---------- Records to use ----------

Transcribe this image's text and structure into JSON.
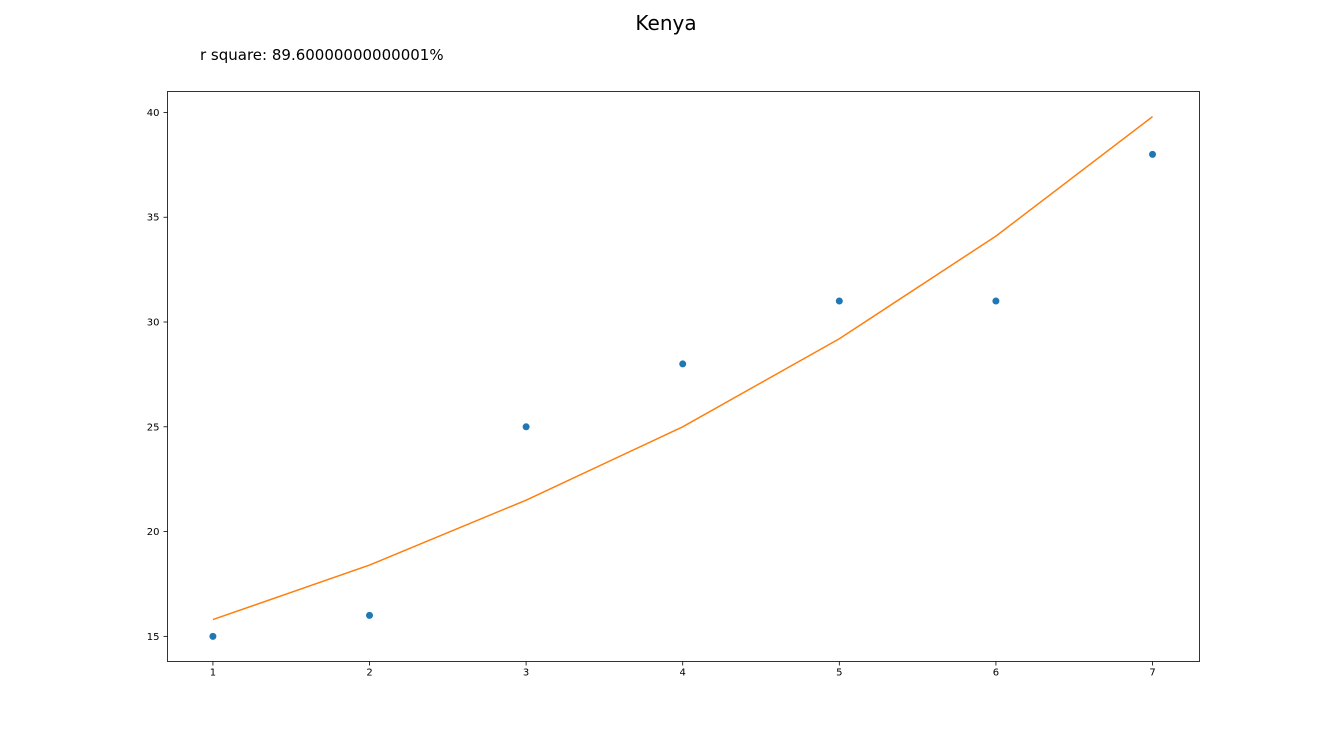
{
  "chart_data": {
    "type": "scatter",
    "title": "Kenya",
    "annotation": "r square: 89.60000000000001%",
    "xlabel": "",
    "ylabel": "",
    "xlim": [
      0.71,
      7.3
    ],
    "ylim": [
      13.8,
      41.0
    ],
    "x_ticks": [
      1,
      2,
      3,
      4,
      5,
      6,
      7
    ],
    "y_ticks": [
      15,
      20,
      25,
      30,
      35,
      40
    ],
    "grid": false,
    "series": [
      {
        "kind": "scatter",
        "color": "#1f77b4",
        "x": [
          1,
          2,
          3,
          4,
          5,
          6,
          7
        ],
        "y": [
          15,
          16,
          25,
          28,
          31,
          31,
          38
        ]
      },
      {
        "kind": "line",
        "color": "#ff7f0e",
        "x": [
          1,
          2,
          3,
          4,
          5,
          6,
          7
        ],
        "y": [
          15.8,
          18.4,
          21.5,
          25.0,
          29.2,
          34.1,
          39.8
        ]
      }
    ]
  }
}
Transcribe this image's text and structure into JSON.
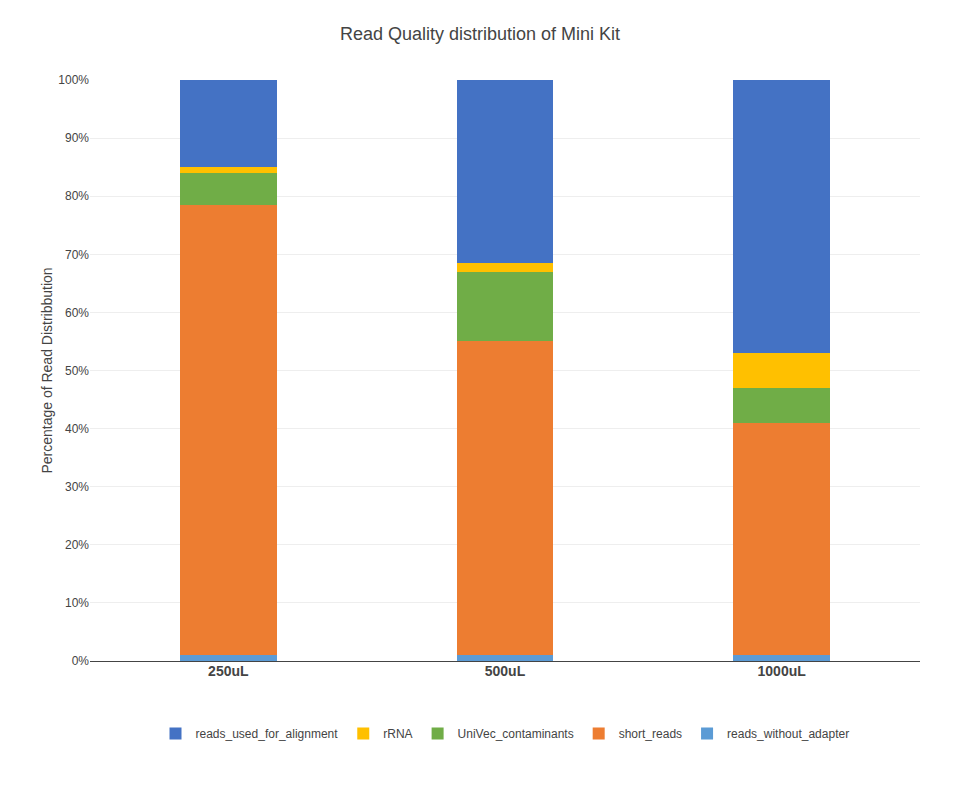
{
  "chart_data": {
    "type": "bar",
    "stacked": true,
    "title": "Read Quality distribution of Mini Kit",
    "ylabel": "Percentage of Read Distribbution",
    "categories": [
      "250uL",
      "500uL",
      "1000uL"
    ],
    "series": [
      {
        "name": "reads_without_adapter",
        "color": "#5B9BD5",
        "values": [
          1.0,
          1.0,
          1.0
        ]
      },
      {
        "name": "short_reads",
        "color": "#ED7D31",
        "values": [
          77.5,
          54.0,
          40.0
        ]
      },
      {
        "name": "UniVec_contaminants",
        "color": "#70AD47",
        "values": [
          5.5,
          12.0,
          6.0
        ]
      },
      {
        "name": "rRNA",
        "color": "#FFC000",
        "values": [
          1.0,
          1.5,
          6.0
        ]
      },
      {
        "name": "reads_used_for_alignment",
        "color": "#4472C4",
        "values": [
          15.0,
          31.5,
          47.0
        ]
      }
    ],
    "ylim": [
      0,
      100
    ],
    "yticks": [
      {
        "value": 0,
        "label": "0%"
      },
      {
        "value": 10,
        "label": "10%"
      },
      {
        "value": 20,
        "label": "20%"
      },
      {
        "value": 30,
        "label": "30%"
      },
      {
        "value": 40,
        "label": "40%"
      },
      {
        "value": 50,
        "label": "50%"
      },
      {
        "value": 60,
        "label": "60%"
      },
      {
        "value": 70,
        "label": "70%"
      },
      {
        "value": 80,
        "label": "80%"
      },
      {
        "value": 90,
        "label": "90%"
      },
      {
        "value": 100,
        "label": "100%"
      }
    ],
    "grid": true,
    "legend": "bottom"
  }
}
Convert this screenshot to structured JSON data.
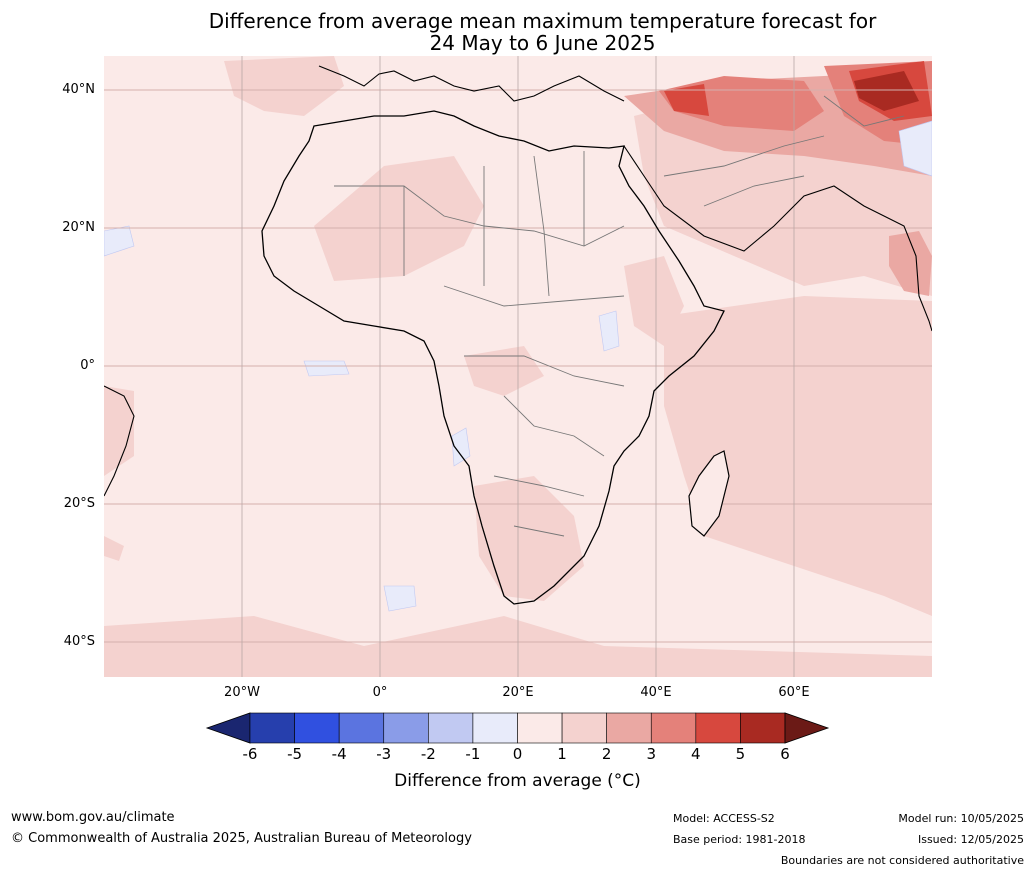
{
  "title": {
    "line1": "Difference from average mean maximum temperature forecast for",
    "line2": "24 May to 6 June 2025"
  },
  "axes": {
    "lat_labels": [
      "40°N",
      "20°N",
      "0°",
      "20°S",
      "40°S"
    ],
    "lon_labels": [
      "20°W",
      "0°",
      "20°E",
      "40°E",
      "60°E"
    ]
  },
  "colorbar": {
    "ticks": [
      "-6",
      "-5",
      "-4",
      "-3",
      "-2",
      "-1",
      "0",
      "1",
      "2",
      "3",
      "4",
      "5",
      "6"
    ],
    "colors": [
      "#1a2670",
      "#263fad",
      "#3050e0",
      "#5b74e0",
      "#8a9ce8",
      "#c1c9f2",
      "#e8ebfa",
      "#fbeae8",
      "#f4d2cf",
      "#eaa8a3",
      "#e4817a",
      "#d7483e",
      "#a92a22",
      "#6b1a16"
    ],
    "label": "Difference from average (°C)"
  },
  "footer": {
    "url": "www.bom.gov.au/climate",
    "copyright": "© Commonwealth of Australia 2025, Australian Bureau of Meteorology",
    "model": "Model: ACCESS-S2",
    "base_period": "Base period: 1981-2018",
    "model_run": "Model run: 10/05/2025",
    "issued": "Issued: 12/05/2025",
    "disclaimer": "Boundaries are not considered authoritative"
  }
}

----------

Task details — Extract only the lines from the line containing "Convert this screenshot" through the final line of the records; keep both ends and drop every picture.

Response to this exercise —
Convert this screenshot to structured JSON data.
{
  "title": {
    "line1": "Difference from average mean maximum temperature forecast for",
    "line2": "24 May to 6 June 2025"
  },
  "axes": {
    "lat_labels": [
      "40°N",
      "20°N",
      "0°",
      "20°S",
      "40°S"
    ],
    "lon_labels": [
      "20°W",
      "0°",
      "20°E",
      "40°E",
      "60°E"
    ]
  },
  "colorbar": {
    "ticks": [
      "-6",
      "-5",
      "-4",
      "-3",
      "-2",
      "-1",
      "0",
      "1",
      "2",
      "3",
      "4",
      "5",
      "6"
    ],
    "colors": [
      "#1a2670",
      "#263fad",
      "#3050e0",
      "#5b74e0",
      "#8a9ce8",
      "#c1c9f2",
      "#e8ebfa",
      "#fbeae8",
      "#f4d2cf",
      "#eaa8a3",
      "#e4817a",
      "#d7483e",
      "#a92a22",
      "#6b1a16"
    ],
    "label": "Difference from average (°C)"
  },
  "footer": {
    "url": "www.bom.gov.au/climate",
    "copyright": "© Commonwealth of Australia 2025, Australian Bureau of Meteorology",
    "model": "Model: ACCESS-S2",
    "base_period": "Base period: 1981-2018",
    "model_run": "Model run: 10/05/2025",
    "issued": "Issued: 12/05/2025",
    "disclaimer": "Boundaries are not considered authoritative"
  }
}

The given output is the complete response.